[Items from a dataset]

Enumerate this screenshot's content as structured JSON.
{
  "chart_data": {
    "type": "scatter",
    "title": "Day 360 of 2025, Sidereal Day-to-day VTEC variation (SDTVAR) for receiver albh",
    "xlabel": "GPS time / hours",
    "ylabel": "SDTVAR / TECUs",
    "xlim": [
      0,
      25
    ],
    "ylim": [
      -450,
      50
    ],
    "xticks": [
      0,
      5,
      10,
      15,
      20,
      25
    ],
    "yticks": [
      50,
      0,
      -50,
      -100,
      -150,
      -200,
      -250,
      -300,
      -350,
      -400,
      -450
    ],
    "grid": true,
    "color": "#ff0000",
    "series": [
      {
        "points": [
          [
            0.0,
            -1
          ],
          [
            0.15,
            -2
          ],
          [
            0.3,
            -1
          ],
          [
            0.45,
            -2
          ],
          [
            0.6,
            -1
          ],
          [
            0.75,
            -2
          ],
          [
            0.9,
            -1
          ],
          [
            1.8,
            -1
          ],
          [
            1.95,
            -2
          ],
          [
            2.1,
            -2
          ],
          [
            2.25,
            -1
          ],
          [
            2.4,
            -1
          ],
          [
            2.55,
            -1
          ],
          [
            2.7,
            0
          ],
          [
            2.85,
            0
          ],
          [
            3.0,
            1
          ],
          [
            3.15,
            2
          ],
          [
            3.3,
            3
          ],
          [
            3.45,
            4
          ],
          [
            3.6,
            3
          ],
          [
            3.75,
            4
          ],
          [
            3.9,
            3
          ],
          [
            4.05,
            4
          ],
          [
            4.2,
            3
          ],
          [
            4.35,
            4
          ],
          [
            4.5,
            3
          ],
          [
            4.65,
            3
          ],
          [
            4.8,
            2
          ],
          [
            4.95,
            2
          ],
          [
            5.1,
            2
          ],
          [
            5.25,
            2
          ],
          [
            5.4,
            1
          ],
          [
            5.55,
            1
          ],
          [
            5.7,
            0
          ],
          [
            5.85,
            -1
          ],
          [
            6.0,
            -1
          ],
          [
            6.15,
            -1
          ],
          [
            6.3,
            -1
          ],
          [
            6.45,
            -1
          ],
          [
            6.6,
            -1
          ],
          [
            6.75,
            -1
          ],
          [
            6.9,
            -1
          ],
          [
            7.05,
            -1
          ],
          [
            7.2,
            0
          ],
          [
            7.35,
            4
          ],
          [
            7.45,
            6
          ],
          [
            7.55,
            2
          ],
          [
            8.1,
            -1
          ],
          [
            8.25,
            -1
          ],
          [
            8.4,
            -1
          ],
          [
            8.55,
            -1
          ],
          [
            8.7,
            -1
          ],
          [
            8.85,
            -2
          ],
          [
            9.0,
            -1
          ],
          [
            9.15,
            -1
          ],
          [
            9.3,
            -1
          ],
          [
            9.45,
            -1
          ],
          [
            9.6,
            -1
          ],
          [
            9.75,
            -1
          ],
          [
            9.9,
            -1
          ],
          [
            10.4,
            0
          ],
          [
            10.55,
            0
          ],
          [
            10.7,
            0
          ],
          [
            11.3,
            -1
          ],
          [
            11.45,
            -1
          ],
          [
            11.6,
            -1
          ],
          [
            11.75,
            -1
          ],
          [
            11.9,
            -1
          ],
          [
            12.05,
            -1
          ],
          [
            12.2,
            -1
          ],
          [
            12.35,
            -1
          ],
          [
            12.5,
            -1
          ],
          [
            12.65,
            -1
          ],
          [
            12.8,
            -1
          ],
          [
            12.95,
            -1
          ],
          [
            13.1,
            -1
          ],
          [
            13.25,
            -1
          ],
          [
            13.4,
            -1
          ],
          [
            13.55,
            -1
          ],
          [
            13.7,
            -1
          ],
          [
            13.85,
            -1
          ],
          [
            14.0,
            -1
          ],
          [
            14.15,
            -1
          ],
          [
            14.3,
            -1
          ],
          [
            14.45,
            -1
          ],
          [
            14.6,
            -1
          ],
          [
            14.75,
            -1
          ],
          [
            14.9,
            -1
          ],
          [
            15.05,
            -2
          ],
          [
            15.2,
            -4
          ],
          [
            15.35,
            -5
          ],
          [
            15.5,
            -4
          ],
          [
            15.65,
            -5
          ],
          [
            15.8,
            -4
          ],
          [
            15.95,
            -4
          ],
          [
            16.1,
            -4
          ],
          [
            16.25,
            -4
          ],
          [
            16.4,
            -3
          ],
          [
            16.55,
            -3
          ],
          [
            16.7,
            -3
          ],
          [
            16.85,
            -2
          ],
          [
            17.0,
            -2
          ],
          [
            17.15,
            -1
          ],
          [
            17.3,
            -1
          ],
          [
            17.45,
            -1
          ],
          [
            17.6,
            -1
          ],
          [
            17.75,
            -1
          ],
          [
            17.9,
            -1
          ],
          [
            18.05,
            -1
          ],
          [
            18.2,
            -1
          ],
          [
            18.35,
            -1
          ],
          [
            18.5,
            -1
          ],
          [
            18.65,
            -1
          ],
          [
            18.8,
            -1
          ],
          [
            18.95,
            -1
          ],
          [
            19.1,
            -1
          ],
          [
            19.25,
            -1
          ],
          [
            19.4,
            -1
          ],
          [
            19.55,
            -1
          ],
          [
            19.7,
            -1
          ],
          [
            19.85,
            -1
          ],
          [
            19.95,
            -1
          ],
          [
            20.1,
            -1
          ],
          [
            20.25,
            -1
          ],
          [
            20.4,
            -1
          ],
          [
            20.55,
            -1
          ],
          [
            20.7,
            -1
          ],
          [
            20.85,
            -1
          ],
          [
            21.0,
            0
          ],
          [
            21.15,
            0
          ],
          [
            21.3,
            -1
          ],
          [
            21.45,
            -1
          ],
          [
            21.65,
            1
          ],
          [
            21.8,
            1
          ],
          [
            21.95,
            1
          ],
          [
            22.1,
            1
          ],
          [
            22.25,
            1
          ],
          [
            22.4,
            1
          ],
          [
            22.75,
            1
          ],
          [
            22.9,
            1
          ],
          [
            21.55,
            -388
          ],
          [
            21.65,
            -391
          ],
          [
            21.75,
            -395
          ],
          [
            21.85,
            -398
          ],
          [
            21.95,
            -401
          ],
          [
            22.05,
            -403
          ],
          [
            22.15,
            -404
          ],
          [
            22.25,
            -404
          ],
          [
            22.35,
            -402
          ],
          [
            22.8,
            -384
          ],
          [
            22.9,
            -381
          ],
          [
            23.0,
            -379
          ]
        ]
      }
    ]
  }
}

# Work instructions:
Return each entry from the material above exactly as it appears.

# Response for this exercise:
Enumerate this screenshot's content as structured JSON.
{
  "chart_data": {
    "type": "scatter",
    "title": "Day 360 of 2025, Sidereal Day-to-day VTEC variation (SDTVAR) for receiver albh",
    "xlabel": "GPS time / hours",
    "ylabel": "SDTVAR / TECUs",
    "xlim": [
      0,
      25
    ],
    "ylim": [
      -450,
      50
    ],
    "xticks": [
      0,
      5,
      10,
      15,
      20,
      25
    ],
    "yticks": [
      50,
      0,
      -50,
      -100,
      -150,
      -200,
      -250,
      -300,
      -350,
      -400,
      -450
    ],
    "grid": true,
    "color": "#ff0000",
    "series": [
      {
        "points": [
          [
            0.0,
            -1
          ],
          [
            0.15,
            -2
          ],
          [
            0.3,
            -1
          ],
          [
            0.45,
            -2
          ],
          [
            0.6,
            -1
          ],
          [
            0.75,
            -2
          ],
          [
            0.9,
            -1
          ],
          [
            1.8,
            -1
          ],
          [
            1.95,
            -2
          ],
          [
            2.1,
            -2
          ],
          [
            2.25,
            -1
          ],
          [
            2.4,
            -1
          ],
          [
            2.55,
            -1
          ],
          [
            2.7,
            0
          ],
          [
            2.85,
            0
          ],
          [
            3.0,
            1
          ],
          [
            3.15,
            2
          ],
          [
            3.3,
            3
          ],
          [
            3.45,
            4
          ],
          [
            3.6,
            3
          ],
          [
            3.75,
            4
          ],
          [
            3.9,
            3
          ],
          [
            4.05,
            4
          ],
          [
            4.2,
            3
          ],
          [
            4.35,
            4
          ],
          [
            4.5,
            3
          ],
          [
            4.65,
            3
          ],
          [
            4.8,
            2
          ],
          [
            4.95,
            2
          ],
          [
            5.1,
            2
          ],
          [
            5.25,
            2
          ],
          [
            5.4,
            1
          ],
          [
            5.55,
            1
          ],
          [
            5.7,
            0
          ],
          [
            5.85,
            -1
          ],
          [
            6.0,
            -1
          ],
          [
            6.15,
            -1
          ],
          [
            6.3,
            -1
          ],
          [
            6.45,
            -1
          ],
          [
            6.6,
            -1
          ],
          [
            6.75,
            -1
          ],
          [
            6.9,
            -1
          ],
          [
            7.05,
            -1
          ],
          [
            7.2,
            0
          ],
          [
            7.35,
            4
          ],
          [
            7.45,
            6
          ],
          [
            7.55,
            2
          ],
          [
            8.1,
            -1
          ],
          [
            8.25,
            -1
          ],
          [
            8.4,
            -1
          ],
          [
            8.55,
            -1
          ],
          [
            8.7,
            -1
          ],
          [
            8.85,
            -2
          ],
          [
            9.0,
            -1
          ],
          [
            9.15,
            -1
          ],
          [
            9.3,
            -1
          ],
          [
            9.45,
            -1
          ],
          [
            9.6,
            -1
          ],
          [
            9.75,
            -1
          ],
          [
            9.9,
            -1
          ],
          [
            10.4,
            0
          ],
          [
            10.55,
            0
          ],
          [
            10.7,
            0
          ],
          [
            11.3,
            -1
          ],
          [
            11.45,
            -1
          ],
          [
            11.6,
            -1
          ],
          [
            11.75,
            -1
          ],
          [
            11.9,
            -1
          ],
          [
            12.05,
            -1
          ],
          [
            12.2,
            -1
          ],
          [
            12.35,
            -1
          ],
          [
            12.5,
            -1
          ],
          [
            12.65,
            -1
          ],
          [
            12.8,
            -1
          ],
          [
            12.95,
            -1
          ],
          [
            13.1,
            -1
          ],
          [
            13.25,
            -1
          ],
          [
            13.4,
            -1
          ],
          [
            13.55,
            -1
          ],
          [
            13.7,
            -1
          ],
          [
            13.85,
            -1
          ],
          [
            14.0,
            -1
          ],
          [
            14.15,
            -1
          ],
          [
            14.3,
            -1
          ],
          [
            14.45,
            -1
          ],
          [
            14.6,
            -1
          ],
          [
            14.75,
            -1
          ],
          [
            14.9,
            -1
          ],
          [
            15.05,
            -2
          ],
          [
            15.2,
            -4
          ],
          [
            15.35,
            -5
          ],
          [
            15.5,
            -4
          ],
          [
            15.65,
            -5
          ],
          [
            15.8,
            -4
          ],
          [
            15.95,
            -4
          ],
          [
            16.1,
            -4
          ],
          [
            16.25,
            -4
          ],
          [
            16.4,
            -3
          ],
          [
            16.55,
            -3
          ],
          [
            16.7,
            -3
          ],
          [
            16.85,
            -2
          ],
          [
            17.0,
            -2
          ],
          [
            17.15,
            -1
          ],
          [
            17.3,
            -1
          ],
          [
            17.45,
            -1
          ],
          [
            17.6,
            -1
          ],
          [
            17.75,
            -1
          ],
          [
            17.9,
            -1
          ],
          [
            18.05,
            -1
          ],
          [
            18.2,
            -1
          ],
          [
            18.35,
            -1
          ],
          [
            18.5,
            -1
          ],
          [
            18.65,
            -1
          ],
          [
            18.8,
            -1
          ],
          [
            18.95,
            -1
          ],
          [
            19.1,
            -1
          ],
          [
            19.25,
            -1
          ],
          [
            19.4,
            -1
          ],
          [
            19.55,
            -1
          ],
          [
            19.7,
            -1
          ],
          [
            19.85,
            -1
          ],
          [
            19.95,
            -1
          ],
          [
            20.1,
            -1
          ],
          [
            20.25,
            -1
          ],
          [
            20.4,
            -1
          ],
          [
            20.55,
            -1
          ],
          [
            20.7,
            -1
          ],
          [
            20.85,
            -1
          ],
          [
            21.0,
            0
          ],
          [
            21.15,
            0
          ],
          [
            21.3,
            -1
          ],
          [
            21.45,
            -1
          ],
          [
            21.65,
            1
          ],
          [
            21.8,
            1
          ],
          [
            21.95,
            1
          ],
          [
            22.1,
            1
          ],
          [
            22.25,
            1
          ],
          [
            22.4,
            1
          ],
          [
            22.75,
            1
          ],
          [
            22.9,
            1
          ],
          [
            21.55,
            -388
          ],
          [
            21.65,
            -391
          ],
          [
            21.75,
            -395
          ],
          [
            21.85,
            -398
          ],
          [
            21.95,
            -401
          ],
          [
            22.05,
            -403
          ],
          [
            22.15,
            -404
          ],
          [
            22.25,
            -404
          ],
          [
            22.35,
            -402
          ],
          [
            22.8,
            -384
          ],
          [
            22.9,
            -381
          ],
          [
            23.0,
            -379
          ]
        ]
      }
    ]
  }
}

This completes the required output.